SHORT PROBLEM:
Scan the lines and state how many carry "JSON". Leave out everything but the number.

DATA SHOWN:
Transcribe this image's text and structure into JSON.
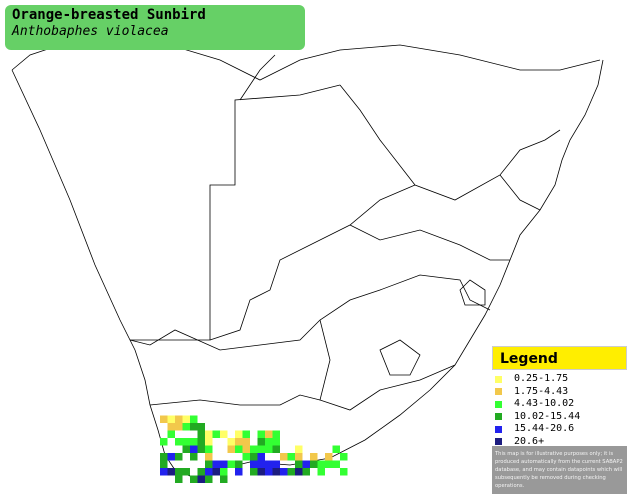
{
  "header": {
    "title": "Orange-breasted Sunbird",
    "subtitle": "Anthobaphes violacea"
  },
  "legend": {
    "title": "Legend",
    "items": [
      {
        "label": "0.25-1.75",
        "color": "#ffff66"
      },
      {
        "label": "1.75-4.43",
        "color": "#f2c84b"
      },
      {
        "label": "4.43-10.02",
        "color": "#33ff33"
      },
      {
        "label": "10.02-15.44",
        "color": "#22aa22"
      },
      {
        "label": "15.44-20.6",
        "color": "#2222ee"
      },
      {
        "label": "20.6+",
        "color": "#1c1c80"
      }
    ],
    "disclaimer": "This map is for illustrative purposes only; it is produced automatically from the current SABAP2 database, and may contain datapoints which will subsequently be removed during checking operations."
  }
}
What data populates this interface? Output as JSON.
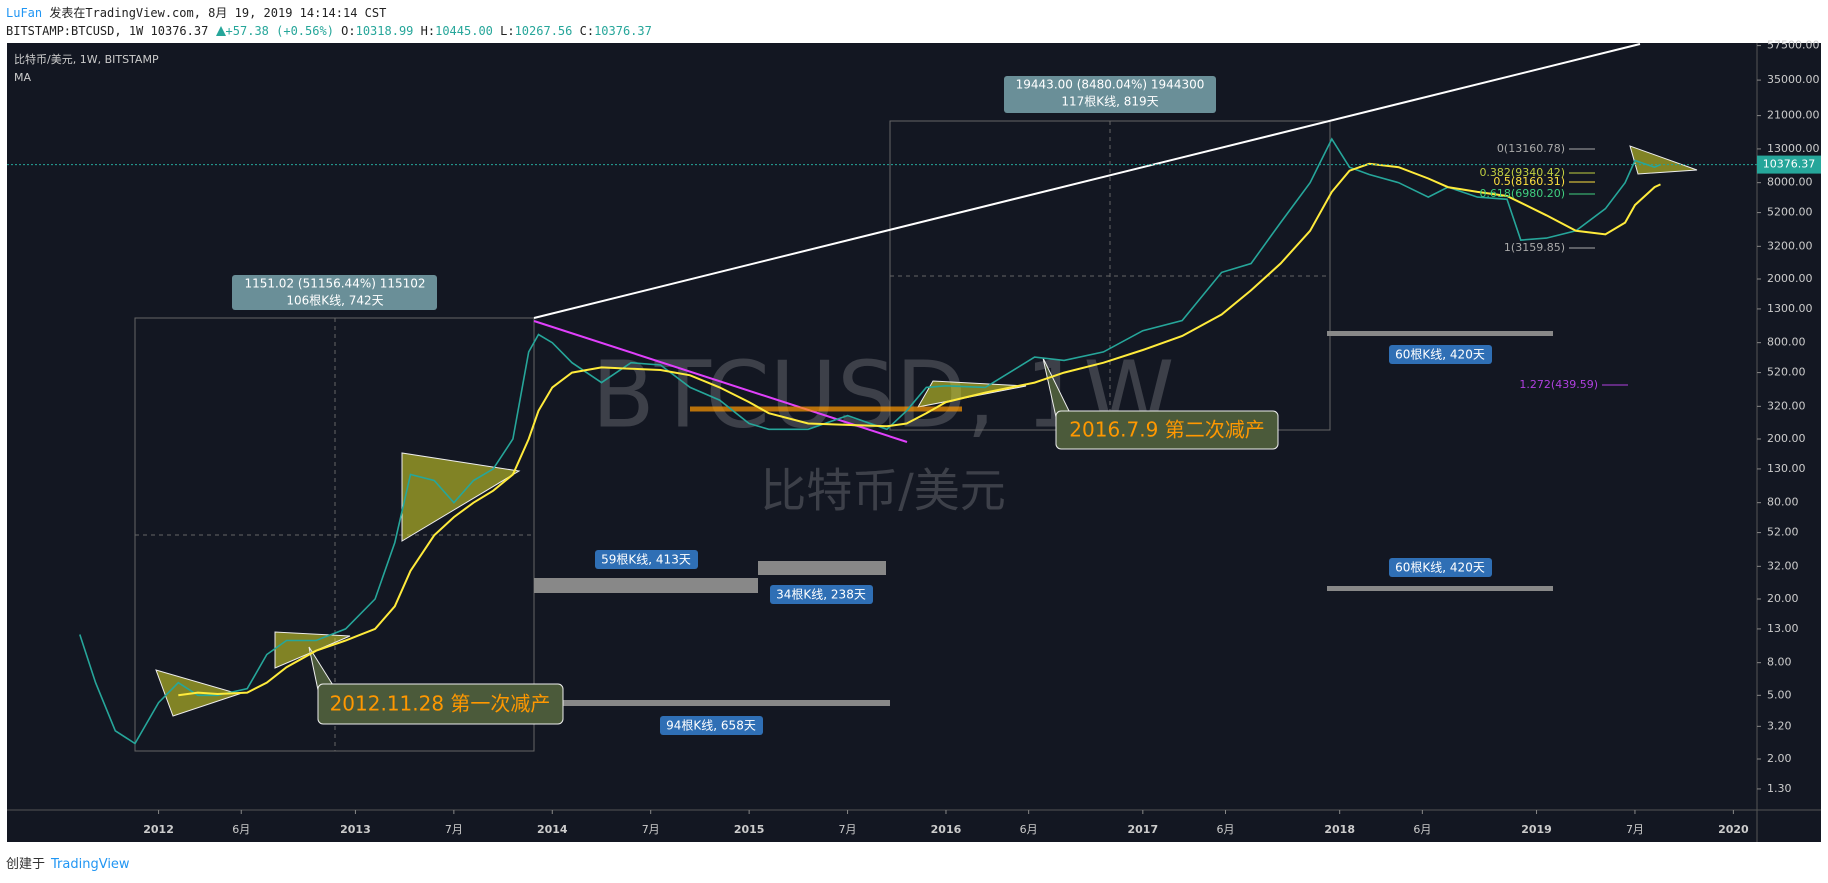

WORKED SOLUTION:
2